__What is required__. What lines of the data include the string "value"? Copy them all.

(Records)

——————

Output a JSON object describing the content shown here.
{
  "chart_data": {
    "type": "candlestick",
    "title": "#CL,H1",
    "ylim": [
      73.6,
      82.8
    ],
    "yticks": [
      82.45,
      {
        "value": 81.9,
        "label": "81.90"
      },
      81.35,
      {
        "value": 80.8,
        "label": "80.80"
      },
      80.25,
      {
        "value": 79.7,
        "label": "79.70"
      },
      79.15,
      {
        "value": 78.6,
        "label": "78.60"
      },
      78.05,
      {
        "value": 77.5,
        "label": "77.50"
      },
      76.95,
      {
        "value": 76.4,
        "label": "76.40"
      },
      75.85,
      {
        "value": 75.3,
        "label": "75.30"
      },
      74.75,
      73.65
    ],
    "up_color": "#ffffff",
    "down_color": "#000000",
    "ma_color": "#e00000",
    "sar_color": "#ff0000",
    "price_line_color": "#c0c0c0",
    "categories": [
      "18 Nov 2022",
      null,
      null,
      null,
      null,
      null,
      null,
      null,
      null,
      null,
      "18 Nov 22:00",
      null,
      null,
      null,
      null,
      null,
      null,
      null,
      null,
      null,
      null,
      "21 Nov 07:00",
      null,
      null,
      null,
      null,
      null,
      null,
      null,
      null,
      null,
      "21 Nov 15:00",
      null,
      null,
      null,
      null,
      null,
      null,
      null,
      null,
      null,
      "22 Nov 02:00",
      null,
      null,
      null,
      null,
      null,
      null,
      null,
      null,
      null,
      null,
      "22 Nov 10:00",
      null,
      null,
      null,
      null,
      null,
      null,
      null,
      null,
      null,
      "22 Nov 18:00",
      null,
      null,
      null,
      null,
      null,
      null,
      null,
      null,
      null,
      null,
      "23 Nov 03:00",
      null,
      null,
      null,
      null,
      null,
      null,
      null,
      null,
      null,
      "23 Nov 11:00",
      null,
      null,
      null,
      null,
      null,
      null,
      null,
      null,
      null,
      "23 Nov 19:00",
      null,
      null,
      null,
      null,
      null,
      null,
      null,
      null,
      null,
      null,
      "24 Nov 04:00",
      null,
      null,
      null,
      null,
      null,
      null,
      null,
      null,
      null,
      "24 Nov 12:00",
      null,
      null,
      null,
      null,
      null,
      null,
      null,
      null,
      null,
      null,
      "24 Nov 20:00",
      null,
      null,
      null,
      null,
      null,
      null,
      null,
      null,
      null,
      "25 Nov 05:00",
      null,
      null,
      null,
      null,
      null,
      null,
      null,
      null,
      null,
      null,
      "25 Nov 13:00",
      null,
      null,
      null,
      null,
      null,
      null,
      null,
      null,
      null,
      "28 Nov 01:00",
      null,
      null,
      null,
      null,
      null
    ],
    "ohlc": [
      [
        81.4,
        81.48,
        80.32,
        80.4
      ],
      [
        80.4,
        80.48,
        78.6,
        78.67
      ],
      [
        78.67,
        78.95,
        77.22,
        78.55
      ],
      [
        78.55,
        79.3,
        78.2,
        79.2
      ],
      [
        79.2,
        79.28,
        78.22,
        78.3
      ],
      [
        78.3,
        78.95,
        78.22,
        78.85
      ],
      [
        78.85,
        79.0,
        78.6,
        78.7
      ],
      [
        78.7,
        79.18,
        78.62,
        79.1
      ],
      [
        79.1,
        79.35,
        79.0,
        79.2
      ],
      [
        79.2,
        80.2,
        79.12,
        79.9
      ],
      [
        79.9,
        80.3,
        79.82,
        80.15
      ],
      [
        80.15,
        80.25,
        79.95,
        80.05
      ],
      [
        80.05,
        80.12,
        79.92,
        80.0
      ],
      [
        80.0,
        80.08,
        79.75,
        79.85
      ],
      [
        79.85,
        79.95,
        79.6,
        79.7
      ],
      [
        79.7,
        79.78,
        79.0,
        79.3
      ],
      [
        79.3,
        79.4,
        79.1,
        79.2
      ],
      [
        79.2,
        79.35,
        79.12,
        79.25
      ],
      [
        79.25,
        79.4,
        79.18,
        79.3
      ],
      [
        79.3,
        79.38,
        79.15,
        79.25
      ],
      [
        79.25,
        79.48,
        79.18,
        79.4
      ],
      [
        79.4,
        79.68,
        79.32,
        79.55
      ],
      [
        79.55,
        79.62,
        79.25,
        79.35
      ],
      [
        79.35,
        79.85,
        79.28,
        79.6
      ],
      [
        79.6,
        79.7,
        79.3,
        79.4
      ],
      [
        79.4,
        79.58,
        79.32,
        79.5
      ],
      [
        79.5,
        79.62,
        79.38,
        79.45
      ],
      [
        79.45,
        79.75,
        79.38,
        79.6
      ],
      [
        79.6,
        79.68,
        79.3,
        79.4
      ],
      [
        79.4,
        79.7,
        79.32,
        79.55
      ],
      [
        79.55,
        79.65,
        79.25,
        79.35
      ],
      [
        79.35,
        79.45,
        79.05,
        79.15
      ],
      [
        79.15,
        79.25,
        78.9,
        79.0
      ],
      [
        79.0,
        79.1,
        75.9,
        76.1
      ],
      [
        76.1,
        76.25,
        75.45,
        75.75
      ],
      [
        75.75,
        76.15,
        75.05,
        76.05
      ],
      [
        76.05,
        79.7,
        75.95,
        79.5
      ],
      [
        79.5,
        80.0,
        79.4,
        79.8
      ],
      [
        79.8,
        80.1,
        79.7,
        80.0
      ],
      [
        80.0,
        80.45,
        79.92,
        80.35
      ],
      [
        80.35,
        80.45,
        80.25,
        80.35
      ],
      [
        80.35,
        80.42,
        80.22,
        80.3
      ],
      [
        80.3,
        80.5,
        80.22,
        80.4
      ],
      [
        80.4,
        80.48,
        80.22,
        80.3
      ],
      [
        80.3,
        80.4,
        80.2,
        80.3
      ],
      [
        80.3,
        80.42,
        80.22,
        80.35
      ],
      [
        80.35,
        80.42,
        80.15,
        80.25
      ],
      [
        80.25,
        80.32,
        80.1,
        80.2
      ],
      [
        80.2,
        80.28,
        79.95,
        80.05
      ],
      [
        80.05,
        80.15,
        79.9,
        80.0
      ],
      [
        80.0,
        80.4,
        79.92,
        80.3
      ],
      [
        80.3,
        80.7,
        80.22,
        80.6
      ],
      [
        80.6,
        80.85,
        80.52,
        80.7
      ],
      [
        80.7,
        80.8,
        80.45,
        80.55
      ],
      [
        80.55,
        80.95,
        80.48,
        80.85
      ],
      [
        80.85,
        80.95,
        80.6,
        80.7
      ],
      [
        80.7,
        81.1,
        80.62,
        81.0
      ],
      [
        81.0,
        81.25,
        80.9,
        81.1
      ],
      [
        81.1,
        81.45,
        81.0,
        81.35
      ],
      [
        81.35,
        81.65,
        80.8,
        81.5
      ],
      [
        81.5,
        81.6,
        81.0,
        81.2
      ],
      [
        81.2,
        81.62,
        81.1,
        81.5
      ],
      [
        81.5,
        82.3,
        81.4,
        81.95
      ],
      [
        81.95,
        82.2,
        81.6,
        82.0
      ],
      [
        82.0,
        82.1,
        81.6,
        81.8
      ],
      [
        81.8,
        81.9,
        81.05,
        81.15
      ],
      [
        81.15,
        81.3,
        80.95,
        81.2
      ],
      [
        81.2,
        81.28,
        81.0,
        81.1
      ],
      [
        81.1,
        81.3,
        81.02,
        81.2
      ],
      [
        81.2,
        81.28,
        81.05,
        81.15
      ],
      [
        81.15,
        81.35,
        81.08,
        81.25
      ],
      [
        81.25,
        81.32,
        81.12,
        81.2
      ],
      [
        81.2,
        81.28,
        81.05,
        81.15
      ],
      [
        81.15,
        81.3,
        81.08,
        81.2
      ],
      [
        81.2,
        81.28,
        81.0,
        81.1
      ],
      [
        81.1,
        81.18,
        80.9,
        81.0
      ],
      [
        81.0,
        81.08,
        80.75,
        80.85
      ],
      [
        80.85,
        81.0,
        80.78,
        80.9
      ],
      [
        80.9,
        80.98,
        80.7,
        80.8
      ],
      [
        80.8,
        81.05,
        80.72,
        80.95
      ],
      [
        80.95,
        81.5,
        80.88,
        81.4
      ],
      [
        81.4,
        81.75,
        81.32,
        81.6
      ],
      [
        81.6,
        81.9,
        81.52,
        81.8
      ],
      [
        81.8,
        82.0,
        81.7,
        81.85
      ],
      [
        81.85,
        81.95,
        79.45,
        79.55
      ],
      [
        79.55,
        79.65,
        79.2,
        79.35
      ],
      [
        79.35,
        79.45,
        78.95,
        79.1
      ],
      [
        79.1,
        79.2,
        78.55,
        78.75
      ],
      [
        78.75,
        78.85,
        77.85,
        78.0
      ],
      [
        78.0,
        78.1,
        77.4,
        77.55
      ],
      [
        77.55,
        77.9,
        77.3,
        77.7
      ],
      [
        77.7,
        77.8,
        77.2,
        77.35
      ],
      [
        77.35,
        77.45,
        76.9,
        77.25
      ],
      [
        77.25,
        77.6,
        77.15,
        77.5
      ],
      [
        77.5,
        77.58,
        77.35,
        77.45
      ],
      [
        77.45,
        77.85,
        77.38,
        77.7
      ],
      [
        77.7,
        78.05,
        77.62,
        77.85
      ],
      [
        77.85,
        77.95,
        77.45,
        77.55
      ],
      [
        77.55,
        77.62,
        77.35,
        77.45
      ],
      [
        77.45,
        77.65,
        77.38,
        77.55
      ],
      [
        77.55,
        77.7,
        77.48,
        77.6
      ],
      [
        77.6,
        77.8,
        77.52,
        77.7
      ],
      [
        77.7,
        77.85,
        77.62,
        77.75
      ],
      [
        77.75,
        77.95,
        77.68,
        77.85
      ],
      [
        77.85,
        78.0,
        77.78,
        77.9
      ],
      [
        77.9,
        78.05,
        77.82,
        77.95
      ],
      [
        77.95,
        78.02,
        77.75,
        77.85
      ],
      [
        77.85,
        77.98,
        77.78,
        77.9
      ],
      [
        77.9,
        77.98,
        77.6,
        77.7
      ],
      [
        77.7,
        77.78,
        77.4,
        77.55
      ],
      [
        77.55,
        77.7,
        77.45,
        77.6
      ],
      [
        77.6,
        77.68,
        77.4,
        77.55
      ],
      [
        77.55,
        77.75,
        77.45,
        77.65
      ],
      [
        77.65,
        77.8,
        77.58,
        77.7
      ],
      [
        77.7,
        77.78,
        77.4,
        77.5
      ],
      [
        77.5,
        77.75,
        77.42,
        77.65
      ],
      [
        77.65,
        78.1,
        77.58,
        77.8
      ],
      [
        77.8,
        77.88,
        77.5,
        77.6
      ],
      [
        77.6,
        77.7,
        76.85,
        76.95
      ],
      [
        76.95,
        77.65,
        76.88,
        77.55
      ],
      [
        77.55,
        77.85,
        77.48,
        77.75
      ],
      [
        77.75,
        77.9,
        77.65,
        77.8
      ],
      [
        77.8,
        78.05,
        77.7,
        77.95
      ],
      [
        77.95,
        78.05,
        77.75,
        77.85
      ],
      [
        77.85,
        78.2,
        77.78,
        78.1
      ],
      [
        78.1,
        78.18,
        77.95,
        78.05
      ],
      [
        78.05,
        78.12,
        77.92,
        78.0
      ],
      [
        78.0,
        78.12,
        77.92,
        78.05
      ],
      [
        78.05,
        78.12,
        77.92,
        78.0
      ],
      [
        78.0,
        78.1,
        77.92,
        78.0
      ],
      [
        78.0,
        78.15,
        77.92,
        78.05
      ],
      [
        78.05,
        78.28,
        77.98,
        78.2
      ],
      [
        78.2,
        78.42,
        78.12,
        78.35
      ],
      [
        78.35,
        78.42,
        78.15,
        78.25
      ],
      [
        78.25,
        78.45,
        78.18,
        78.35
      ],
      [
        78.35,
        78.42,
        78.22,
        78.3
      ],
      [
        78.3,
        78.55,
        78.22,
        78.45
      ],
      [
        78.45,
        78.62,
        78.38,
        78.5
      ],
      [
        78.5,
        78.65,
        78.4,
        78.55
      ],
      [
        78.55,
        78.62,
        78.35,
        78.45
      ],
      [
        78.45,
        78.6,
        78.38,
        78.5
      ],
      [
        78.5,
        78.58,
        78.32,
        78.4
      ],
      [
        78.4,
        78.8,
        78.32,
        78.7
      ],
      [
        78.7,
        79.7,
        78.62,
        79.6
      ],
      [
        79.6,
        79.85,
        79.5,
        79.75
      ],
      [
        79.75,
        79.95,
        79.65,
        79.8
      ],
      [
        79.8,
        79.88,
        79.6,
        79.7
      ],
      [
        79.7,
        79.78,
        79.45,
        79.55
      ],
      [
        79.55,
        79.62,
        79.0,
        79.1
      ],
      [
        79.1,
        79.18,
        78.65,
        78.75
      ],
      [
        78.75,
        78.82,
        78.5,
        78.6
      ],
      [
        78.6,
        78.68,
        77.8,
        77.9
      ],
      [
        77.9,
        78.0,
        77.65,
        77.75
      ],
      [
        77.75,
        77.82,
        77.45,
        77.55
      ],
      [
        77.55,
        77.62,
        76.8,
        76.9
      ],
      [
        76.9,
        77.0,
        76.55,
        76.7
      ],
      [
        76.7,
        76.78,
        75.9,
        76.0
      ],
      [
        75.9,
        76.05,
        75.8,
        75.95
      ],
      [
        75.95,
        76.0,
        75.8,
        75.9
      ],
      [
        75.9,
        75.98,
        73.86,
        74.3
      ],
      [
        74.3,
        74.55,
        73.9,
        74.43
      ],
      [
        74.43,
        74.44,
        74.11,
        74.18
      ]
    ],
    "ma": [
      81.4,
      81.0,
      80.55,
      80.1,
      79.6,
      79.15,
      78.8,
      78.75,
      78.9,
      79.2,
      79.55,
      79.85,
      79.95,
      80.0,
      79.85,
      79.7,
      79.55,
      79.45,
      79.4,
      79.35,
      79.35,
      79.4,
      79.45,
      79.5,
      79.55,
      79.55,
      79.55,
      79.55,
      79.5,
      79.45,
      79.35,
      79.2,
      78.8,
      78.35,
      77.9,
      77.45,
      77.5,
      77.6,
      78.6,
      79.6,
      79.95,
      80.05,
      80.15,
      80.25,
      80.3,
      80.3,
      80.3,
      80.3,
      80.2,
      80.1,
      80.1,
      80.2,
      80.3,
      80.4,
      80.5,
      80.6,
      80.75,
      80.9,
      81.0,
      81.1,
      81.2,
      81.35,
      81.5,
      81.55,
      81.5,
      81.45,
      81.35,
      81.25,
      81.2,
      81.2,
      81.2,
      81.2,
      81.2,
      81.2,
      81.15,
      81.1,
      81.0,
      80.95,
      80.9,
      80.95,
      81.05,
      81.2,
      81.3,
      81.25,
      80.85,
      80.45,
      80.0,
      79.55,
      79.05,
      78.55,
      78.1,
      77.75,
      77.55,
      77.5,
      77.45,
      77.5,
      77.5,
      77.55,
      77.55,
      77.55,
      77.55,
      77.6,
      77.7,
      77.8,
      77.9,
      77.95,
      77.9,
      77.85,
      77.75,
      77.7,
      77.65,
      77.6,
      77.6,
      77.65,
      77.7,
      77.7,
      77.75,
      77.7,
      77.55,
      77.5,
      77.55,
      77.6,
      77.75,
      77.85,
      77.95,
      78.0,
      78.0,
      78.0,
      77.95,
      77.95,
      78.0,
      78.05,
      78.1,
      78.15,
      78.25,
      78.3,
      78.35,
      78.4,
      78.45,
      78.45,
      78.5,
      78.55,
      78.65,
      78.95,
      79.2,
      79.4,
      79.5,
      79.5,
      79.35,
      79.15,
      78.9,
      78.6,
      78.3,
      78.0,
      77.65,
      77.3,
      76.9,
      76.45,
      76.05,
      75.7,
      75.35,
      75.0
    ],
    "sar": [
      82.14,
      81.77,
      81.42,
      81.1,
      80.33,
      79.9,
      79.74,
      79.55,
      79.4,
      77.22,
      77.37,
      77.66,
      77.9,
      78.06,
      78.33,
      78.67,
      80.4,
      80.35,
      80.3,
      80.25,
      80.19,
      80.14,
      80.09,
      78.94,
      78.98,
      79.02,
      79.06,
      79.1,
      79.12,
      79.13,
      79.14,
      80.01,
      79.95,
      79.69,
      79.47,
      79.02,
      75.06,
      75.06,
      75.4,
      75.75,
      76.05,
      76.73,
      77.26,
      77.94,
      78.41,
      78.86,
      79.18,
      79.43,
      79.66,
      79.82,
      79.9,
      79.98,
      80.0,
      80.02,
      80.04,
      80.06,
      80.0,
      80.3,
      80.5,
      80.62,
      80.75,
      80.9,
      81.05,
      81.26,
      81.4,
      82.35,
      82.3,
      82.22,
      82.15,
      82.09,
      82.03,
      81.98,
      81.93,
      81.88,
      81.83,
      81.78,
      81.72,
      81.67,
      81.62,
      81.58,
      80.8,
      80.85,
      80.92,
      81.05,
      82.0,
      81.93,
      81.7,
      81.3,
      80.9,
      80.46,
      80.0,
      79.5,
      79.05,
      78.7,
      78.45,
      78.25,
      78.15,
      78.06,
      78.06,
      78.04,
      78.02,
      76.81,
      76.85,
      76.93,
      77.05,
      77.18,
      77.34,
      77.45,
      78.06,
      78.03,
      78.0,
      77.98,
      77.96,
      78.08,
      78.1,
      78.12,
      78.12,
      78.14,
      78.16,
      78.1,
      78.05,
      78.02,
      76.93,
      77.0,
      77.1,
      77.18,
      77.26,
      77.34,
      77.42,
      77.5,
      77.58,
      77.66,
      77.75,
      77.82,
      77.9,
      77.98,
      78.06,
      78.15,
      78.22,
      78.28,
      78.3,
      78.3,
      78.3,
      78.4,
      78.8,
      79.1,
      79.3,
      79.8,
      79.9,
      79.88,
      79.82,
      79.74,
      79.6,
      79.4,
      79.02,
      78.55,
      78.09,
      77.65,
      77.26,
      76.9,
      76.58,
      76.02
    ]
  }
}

——————

__The response__.
        "value": 81.9,
        "value": 80.8,
        "value": 79.7,
        "value": 78.6,
        "value": 77.5,
        "value": 76.4,
        "value": 75.3,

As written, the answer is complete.